→ Consignes et exigences:
Prolongez l'extrait d'entretien ci-dessous, où Nicolas Witkowski parle de la relecture de ses propres livres, en reprenant juste après sa dernière phrase.

→ Extrait choisi:
-------------------------

Laurence Toulorge : Oui, alors, justement, vous parliez du travail d’accompagnement de l’éditeur auprès de l’auteur, vous-même vous êtes auteur, qui vous accompagne d’un point de vue éditorial, quand vous écrivez ?

Nicolas Witkowski : Vous n’écrivez pas vous ? Non ? J’aurais pu vous laisser le micro. Là, écoutez là, il se trouve, d’ailleurs c’est un peu gênant, parce que je suis auteur, mais je suis auteur du Seuil, c’est un peu embêtant, c’est-à-dire que je m’édite moi-même. Donc, là, c’est un peu dommage, mais il y a quand même un travail de critique qui est fait, entre autres, par Jean-Marc Lévy-Leblond et par Monique Labrune, qui dirige notre secteur sciences humaines. Je ne me permettrais pas de passer mes textes s’ils n’avaient pas été soumis à ces critiques-là. D’une façon générale, j’aime bien me faire relire, alors ça dépend de quel livre, je ne vais pas le faire relire par n’importe qui, mais c’est très, très appréciable, ce genre de lecture et ça impose souvent des changements, des virages difficiles à prendre. Ce n’est pas facile d’accepter cette critique-là, mais c’est quand même tentant. Je vais même vous dire que sur certains textes, j’ai envie de le faire voir ailleurs, aller chez un autre éditeur, et de lui dire : « Vous, vous en pensez quoi ? Vous le prendriez, ou pas ? » Ça peut même être un jeu. Pour mon premier livre, il m’est arrivé de le montrer à 5 éditeurs différents et de jouer avec eux. Ils lui ont tous donné le même « à valoir », donc on ne peut pas discuter là-dessus, mais en revanche, je disais, chez Gallimard, par exemple : « Attention, le Seuil me publie à telle date. » Gallimard disait : « Ah ! bon, mais alors attendez, on peut peut-être avancer la date de la publication. » Il y a donc un jeu un peu pervers, un peu gamin, qui consiste à jouer avec les éditeurs comme ça. Ça m’est un peu passé, ça doit être l’âge, ça m’amuse moins, mais effectivement, comme je publie au Seuil, je n’ai pas vraiment d’éditeur, c’est vrai.

-------------------------

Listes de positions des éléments
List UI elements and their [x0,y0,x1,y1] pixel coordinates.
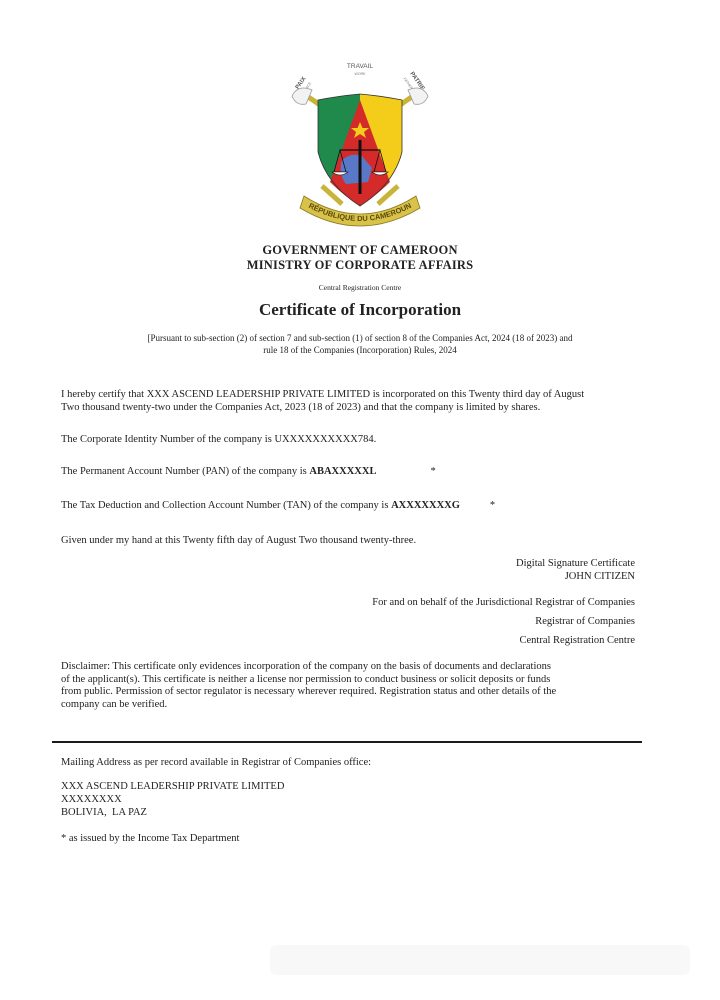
disclaimer: Disclaimer: This certificate only eviden… [61,661,556,711]
on-behalf-line: For and on behalf of the Jurisdictional … [372,596,635,609]
government-line: GOVERNMENT OF CAMEROON [0,243,720,258]
mailing-address-label: Mailing Address as per record available … [61,756,371,769]
cin-label: The Corporate Identity Number of the com… [61,434,274,445]
mailing-line-3: BOLIVIA, LA PAZ [61,806,284,819]
pursuant-clause: [Pursuant to sub-section (2) of section … [0,332,720,356]
cin-value: UXXXXXXXXXX784. [274,434,376,445]
tan-value: AXXXXXXXG [391,500,460,511]
footnote: * as issued by the Income Tax Department [61,832,239,845]
tan-statement: The Tax Deduction and Collection Account… [61,499,495,512]
certificate-title: Certificate of Incorporation [0,300,720,320]
mailing-company: XXX ASCEND LEADERSHIP PRIVATE LIMITED [61,780,284,793]
cin-statement: The Corporate Identity Number of the com… [61,433,376,446]
tan-asterisk: * [490,499,495,512]
given-under-hand: Given under my hand at this Twenty fifth… [61,534,416,547]
mailing-address: XXX ASCEND LEADERSHIP PRIVATE LIMITED XX… [61,780,284,819]
registration-centre-label: Central Registration Centre [0,283,720,292]
motto-top: TRAVAIL [347,63,374,70]
faded-watermark [270,935,690,985]
disclaimer-line-1: Disclaimer: This certificate only eviden… [61,661,556,674]
ministry-line: MINISTRY OF CORPORATE AFFAIRS [0,258,720,273]
pan-label: The Permanent Account Number (PAN) of th… [61,466,309,477]
certify-line-2: Two thousand twenty-two under the Compan… [61,401,584,414]
pan-statement: The Permanent Account Number (PAN) of th… [61,465,436,478]
pan-asterisk: * [430,465,435,478]
certify-paragraph: I hereby certify that XXX ASCEND LEADERS… [61,388,584,414]
motto-top-sub: WORK [355,72,367,76]
pan-value: ABAXXXXXL [309,466,376,477]
dsc-label: Digital Signature Certificate [516,557,635,570]
certify-line-1: I hereby certify that XXX ASCEND LEADERS… [61,388,584,401]
tan-label: The Tax Deduction and Collection Account… [61,500,391,511]
digital-signature-block: Digital Signature Certificate JOHN CITIZ… [516,557,635,583]
registrar-title: Registrar of Companies [535,615,635,628]
signatory-name: JOHN CITIZEN [516,570,635,583]
coat-of-arms-emblem: TRAVAIL WORK PAIX PEACE PATRIE FATHERLAN… [282,56,438,228]
section-divider [52,741,642,743]
disclaimer-line-2: of the applicant(s). This certificate is… [61,674,556,687]
registrar-centre: Central Registration Centre [520,634,635,647]
mailing-line-2: XXXXXXXX [61,793,284,806]
disclaimer-line-4: company can be verified. [61,699,556,712]
pursuant-line-1: [Pursuant to sub-section (2) of section … [0,332,720,344]
pursuant-line-2: rule 18 of the Companies (Incorporation)… [0,344,720,356]
disclaimer-line-3: from public. Permission of sector regula… [61,686,556,699]
government-heading: GOVERNMENT OF CAMEROON MINISTRY OF CORPO… [0,243,720,273]
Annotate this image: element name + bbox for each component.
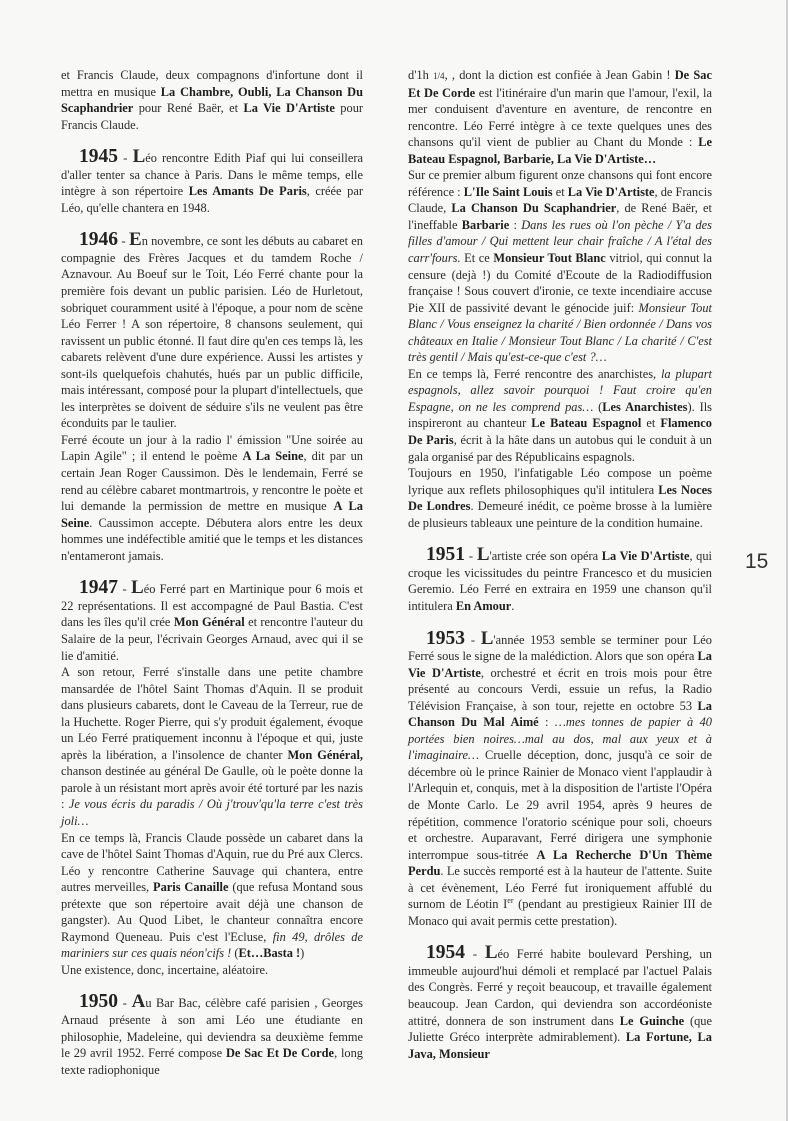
entry-1947: 1947 - Léo Ferré part en Martinique pour… — [61, 580, 363, 664]
song-title: La Vie D'Artiste — [244, 101, 335, 115]
song-title: En Amour — [456, 599, 511, 613]
page-number: 15 — [745, 550, 768, 574]
song-title: Les Amants De Paris — [189, 184, 307, 198]
song-title: La Chanson Du Scaphandrier — [451, 201, 616, 215]
entry-1950: 1950 - Au Bar Bac, célèbre café parisien… — [61, 994, 363, 1078]
entry-1951: 1951 - L'artiste crée son opéra La Vie D… — [408, 547, 712, 614]
song-title: Les Anarchistes — [602, 400, 687, 414]
paragraph: Sur ce premier album figurent onze chans… — [408, 167, 712, 366]
year-heading: 1945 — [79, 146, 118, 167]
song-title: Le Bateau Espagnol — [531, 416, 641, 430]
left-column: et Francis Claude, deux compagnons d'inf… — [61, 67, 363, 1078]
paragraph: En ce temps là, Ferré rencontre des anar… — [408, 366, 712, 465]
song-title: L'Ile Saint Louis — [464, 185, 553, 199]
paragraph-intro: et Francis Claude, deux compagnons d'inf… — [61, 67, 363, 133]
right-column: d'1h 1/4, , dont la diction est confiée … — [408, 67, 712, 1062]
drop-letter: L — [133, 146, 146, 167]
song-title: A La Seine — [242, 449, 303, 463]
song-title: Mon Général — [174, 615, 245, 629]
entry-1946: 1946 - En novembre, ce sont les débuts a… — [61, 232, 363, 432]
song-title: La Vie D'Artiste — [568, 185, 655, 199]
paragraph: Une existence, donc, incertaine, aléatoi… — [61, 962, 363, 979]
year-heading: 1953 — [426, 628, 465, 649]
paragraph: En ce temps là, Francis Claude possède u… — [61, 830, 363, 962]
song-title: Monsieur Tout Blanc — [493, 251, 605, 265]
song-title: Le Guinche — [620, 1014, 684, 1028]
paragraph: A son retour, Ferré s'installe dans une … — [61, 664, 363, 829]
year-heading: 1947 — [79, 577, 118, 598]
drop-letter: L — [131, 577, 144, 598]
song-title: Mon Général, — [287, 748, 363, 762]
song-title: Barbarie — [462, 218, 510, 232]
song-title: De Sac Et De Corde — [226, 1046, 334, 1060]
year-heading: 1954 — [426, 942, 465, 963]
year-heading: 1946 — [79, 229, 118, 250]
paragraph: Ferré écoute un jour à la radio l' émiss… — [61, 432, 363, 564]
drop-letter: E — [129, 229, 142, 250]
drop-letter: L — [485, 942, 498, 963]
song-title: Et…Basta ! — [239, 946, 301, 960]
entry-1945: 1945 - Léo rencontre Edith Piaf qui lui … — [61, 149, 363, 216]
song-title: La Vie D'Artiste — [602, 549, 690, 563]
drop-letter: A — [132, 991, 146, 1012]
lyrics-quote: Je vous écris du paradis / Où j'trouv'qu… — [61, 797, 363, 828]
entry-1954: 1954 - Léo Ferré habite boulevard Pershi… — [408, 945, 712, 1062]
paragraph-1950-continued: d'1h 1/4, , dont la diction est confiée … — [408, 67, 712, 167]
paragraph: Toujours en 1950, l'infatigable Léo comp… — [408, 465, 712, 531]
song-title: Paris Canaille — [153, 880, 228, 894]
year-heading: 1951 — [426, 544, 465, 565]
drop-letter: L — [477, 544, 490, 565]
year-heading: 1950 — [79, 991, 118, 1012]
drop-letter: L — [481, 628, 494, 649]
entry-1953: 1953 - L'année 1953 semble se terminer p… — [408, 631, 712, 930]
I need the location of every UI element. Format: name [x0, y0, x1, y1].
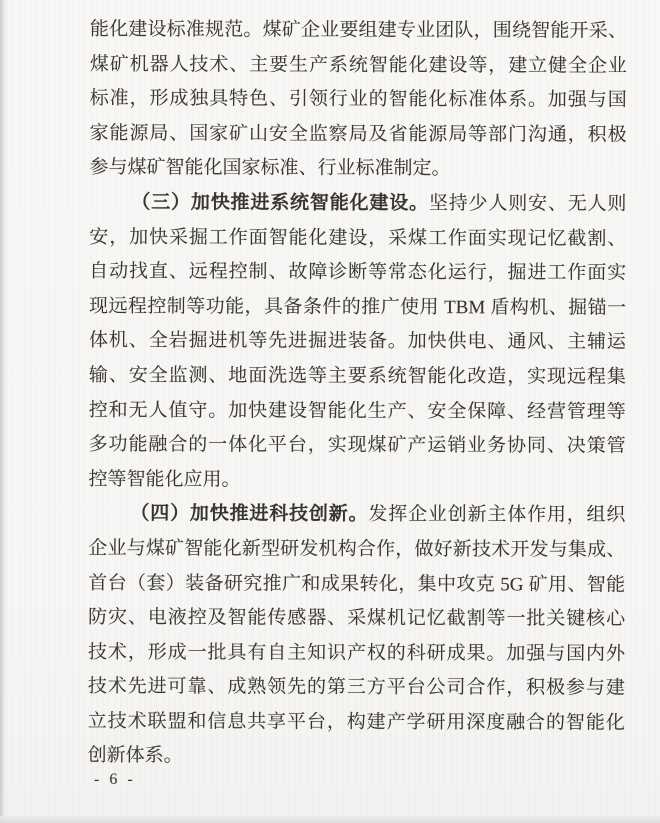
text-line: 技术先进可靠、成熟领先的第三方平台公司合作，积极参与建	[88, 670, 625, 706]
text-line: （四）加快推进科技创新。发挥企业创新主体作用，组织	[88, 497, 625, 533]
scan-bottom-edge-artifact	[0, 815, 660, 823]
section-heading: （三）加快推进系统智能化建设。	[131, 192, 429, 214]
scan-left-edge-artifact	[0, 0, 7, 823]
text-line: 自动找直、远程控制、故障诊断等常态化运行，掘进工作面实	[89, 255, 626, 291]
text-line: 家能源局、国家矿山安全监察局及省能源局等部门沟通，积极	[90, 117, 627, 153]
document-body: 能化建设标准规范。煤矿企业要组建专业团队，围绕智能开采、煤矿机器人技术、主要生产…	[88, 13, 627, 776]
document-page: 能化建设标准规范。煤矿企业要组建专业团队，围绕智能开采、煤矿机器人技术、主要生产…	[0, 0, 660, 823]
text-line: 输、安全监测、地面洗选等主要系统智能化改造，实现远程集	[89, 359, 626, 395]
text-line: 企业与煤矿智能化新型研发机构合作，做好新技术开发与集成、	[88, 532, 625, 568]
text-line: 安，加快采掘工作面智能化建设，采煤工作面实现记忆截割、	[89, 221, 626, 257]
page-number: - 6 -	[94, 769, 136, 791]
text-line: 控等智能化应用。	[88, 463, 625, 499]
text-line: 标准，形成独具特色、引领行业的智能化标准体系。加强与国	[90, 82, 627, 118]
text-line: 现远程控制等功能，具备条件的推广使用 TBM 盾构机、掘锚一	[89, 290, 626, 326]
section-heading: （四）加快推进科技创新。	[130, 503, 368, 525]
text-line: 能化建设标准规范。煤矿企业要组建专业团队，围绕智能开采、	[90, 13, 627, 49]
text-line: 技术，形成一批具有自主知识产权的科研成果。加强与国内外	[88, 636, 625, 672]
text-line: （三）加快推进系统智能化建设。坚持少人则安、无人则	[89, 186, 626, 222]
text-line: 多功能融合的一体化平台，实现煤矿产运销业务协同、决策管	[89, 428, 626, 464]
text-line: 参与煤矿智能化国家标准、行业标准制定。	[89, 151, 626, 187]
text-run: 发挥企业创新主体作用，组织	[368, 504, 625, 526]
text-line: 首台（套）装备研究推广和成果转化，集中攻克 5G 矿用、智能	[88, 566, 625, 602]
text-line: 控和无人值守。加快建设智能化生产、安全保障、经营管理等	[89, 394, 626, 430]
text-line: 创新体系。	[88, 739, 625, 775]
text-line: 煤矿机器人技术、主要生产系统智能化建设等，建立健全企业	[90, 48, 627, 84]
text-run: 坚持少人则安、无人则	[429, 193, 627, 215]
text-line: 立技术联盟和信息共享平台，构建产学研用深度融合的智能化	[88, 705, 625, 741]
text-line: 防灾、电液控及智能传感器、采煤机记忆截割等一批关键核心	[88, 601, 625, 637]
text-line: 体机、全岩掘进机等先进掘进装备。加快供电、通风、主辅运	[89, 324, 626, 360]
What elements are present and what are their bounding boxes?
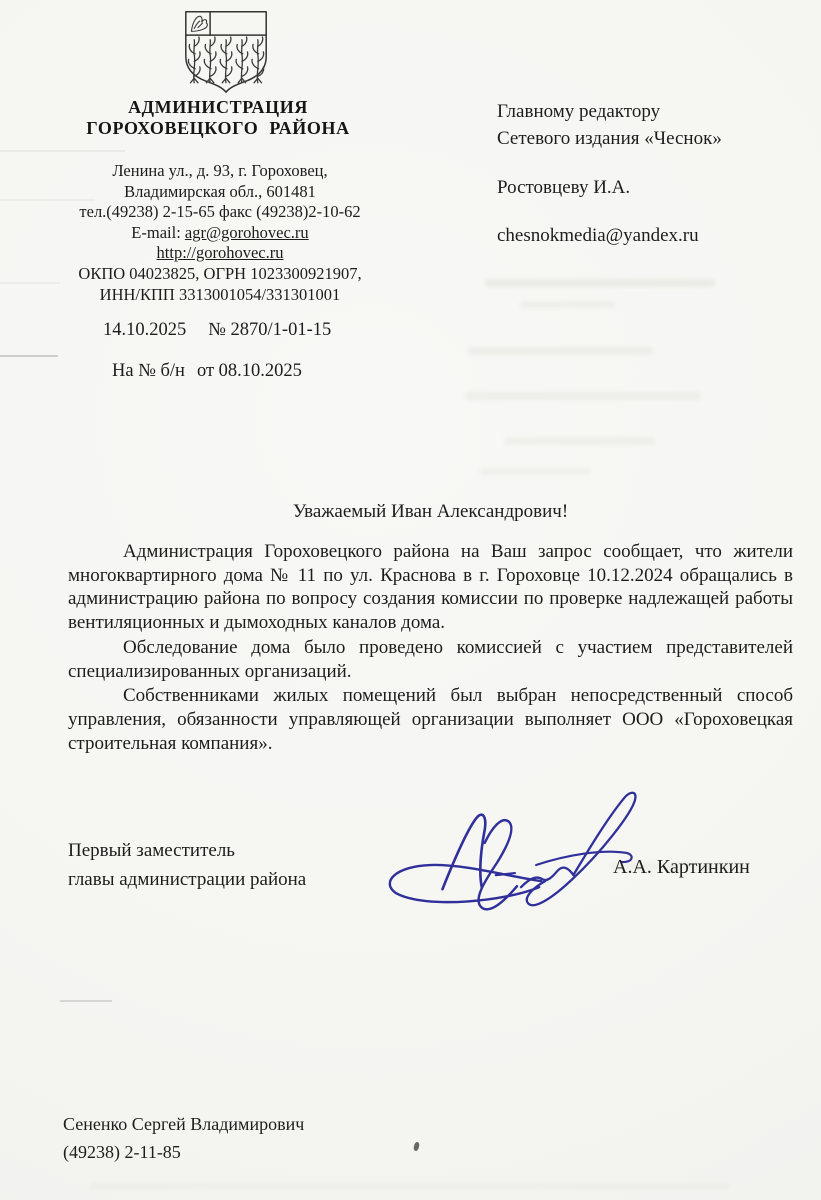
gorokhovets-coat-of-arms-icon <box>176 8 276 94</box>
org-inn-kpp: ИНН/КПП 3313001054/331301001 <box>50 285 390 306</box>
bleedthrough-smudge <box>505 437 655 445</box>
recipient-email: chesnokmedia@yandex.ru <box>497 222 797 249</box>
organization-contact-block: Ленина ул., д. 93, г. Гороховец, Владими… <box>50 161 390 305</box>
recipient-position: Главному редактору <box>497 98 797 125</box>
signer-title: Первый заместитель главы администрации р… <box>68 836 306 894</box>
scan-streak <box>0 150 125 152</box>
letter-date: 14.10.2025 <box>103 320 186 340</box>
body-paragraph-2: Обследование дома было проведено комисси… <box>68 636 793 683</box>
reply-reference-line: На № б/нот 08.10.2025 <box>112 359 331 383</box>
org-street-address: Ленина ул., д. 93, г. Гороховец, <box>50 161 390 182</box>
signer-name: А.А. Картинкин <box>613 856 750 879</box>
org-name-line2: ГОРОХОВЕЦКОГО РАЙОНА <box>53 118 383 139</box>
ink-speck <box>413 1142 420 1152</box>
org-phone-fax: тел.(49238) 2-15-65 факс (49238)2-10-62 <box>50 202 390 223</box>
org-website: http://gorohovec.ru <box>50 243 390 264</box>
body-paragraph-1: Администрация Гороховецкого района на Ва… <box>68 540 793 635</box>
executor-name: Сененко Сергей Владимирович <box>63 1110 304 1138</box>
bleedthrough-smudge <box>90 1183 730 1189</box>
org-name-line1: АДМИНИСТРАЦИЯ <box>53 97 383 118</box>
organization-name: АДМИНИСТРАЦИЯ ГОРОХОВЕЦКОГО РАЙОНА <box>53 97 383 139</box>
org-region-postcode: Владимирская обл., 601481 <box>50 182 390 203</box>
scan-streak <box>60 1000 112 1002</box>
bleedthrough-smudge <box>480 468 590 475</box>
recipient-organization: Сетевого издания «Чеснок» <box>497 125 797 152</box>
org-email: agr@gorohovec.ru <box>185 223 309 242</box>
recipient-name: Ростовцеву И.А. <box>497 174 797 201</box>
recipient-block: Главному редактору Сетевого издания «Чес… <box>497 98 797 249</box>
scan-streak <box>0 355 58 357</box>
org-okpo-ogrn: ОКПО 04023825, ОГРН 1023300921907, <box>50 264 390 285</box>
bleedthrough-smudge <box>520 301 615 308</box>
body-paragraph-3: Собственниками жилых помещений был выбра… <box>68 684 793 755</box>
executor-block: Сененко Сергей Владимирович (49238) 2-11… <box>63 1110 304 1166</box>
org-email-line: E-mail: agr@gorohovec.ru <box>50 223 390 244</box>
reply-date: от 08.10.2025 <box>197 361 302 381</box>
executor-phone: (49238) 2-11-85 <box>63 1138 304 1166</box>
bleedthrough-smudge <box>465 392 700 400</box>
signer-title-line1: Первый заместитель <box>68 836 306 865</box>
outgoing-reference-line: 14.10.2025№ 2870/1-01-15 <box>103 318 331 342</box>
signer-title-line2: главы администрации района <box>68 865 306 894</box>
letter-body: Администрация Гороховецкого района на Ва… <box>68 540 793 755</box>
bleedthrough-smudge <box>468 347 653 355</box>
letter-number: № 2870/1-01-15 <box>208 320 331 340</box>
reference-block: 14.10.2025№ 2870/1-01-15 На № б/нот 08.1… <box>103 318 331 383</box>
scanned-letter-page: АДМИНИСТРАЦИЯ ГОРОХОВЕЦКОГО РАЙОНА Ленин… <box>0 0 821 1200</box>
reply-number: На № б/н <box>112 361 185 381</box>
email-label: E-mail: <box>131 223 185 242</box>
bleedthrough-smudge <box>485 279 715 287</box>
salutation: Уважаемый Иван Александрович! <box>68 501 793 523</box>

-------------------------

→ Réponse attendue:
Question 2 : Juste une petite question, pour avoir une idée de la taille des structures de vos entreprises, avez-vous une idée du nombre de personnes qui travaillent chez vous, pour voir quel est le besoin en personnel de ce type d’entreprise ?

Martine Lemonnier : Chez Dunod, j’ai dit que nous faisions, dans mon secteur scientifique, à peu près 200 ouvrages par an. Il y a un autre secteur que nous appelons DGSH (droit, gestion, sciences humaines)- qui est un peu mal nommé puisque nous ne faisons pas de droit, nous avons été séparé, c’est un autre groupe maintenant qui a racheté le Dalloz, l’éditeur juridique - ils font le même nombre d’ouvrages que dans mon département. Pour 400 ouvrages, à peu près - on dit que Dunod publie un livre par jour, 365 livres par an - nous sommes un peu plus de 100 personnes. Évidemment dans les 100, on compte tout le monde, c’est-à-dire les représentants, le service commercial, le service marketing, les délégués pédagogiques, les fabricants, etc. Dans mon secteur, purement éditorial, nous sommes 17 personnes, ce n’est évidemment pas seulement pour la culture scientifique, il y a toute la production universitaire et professionnelle dont on ne parle pas aujourd’hui.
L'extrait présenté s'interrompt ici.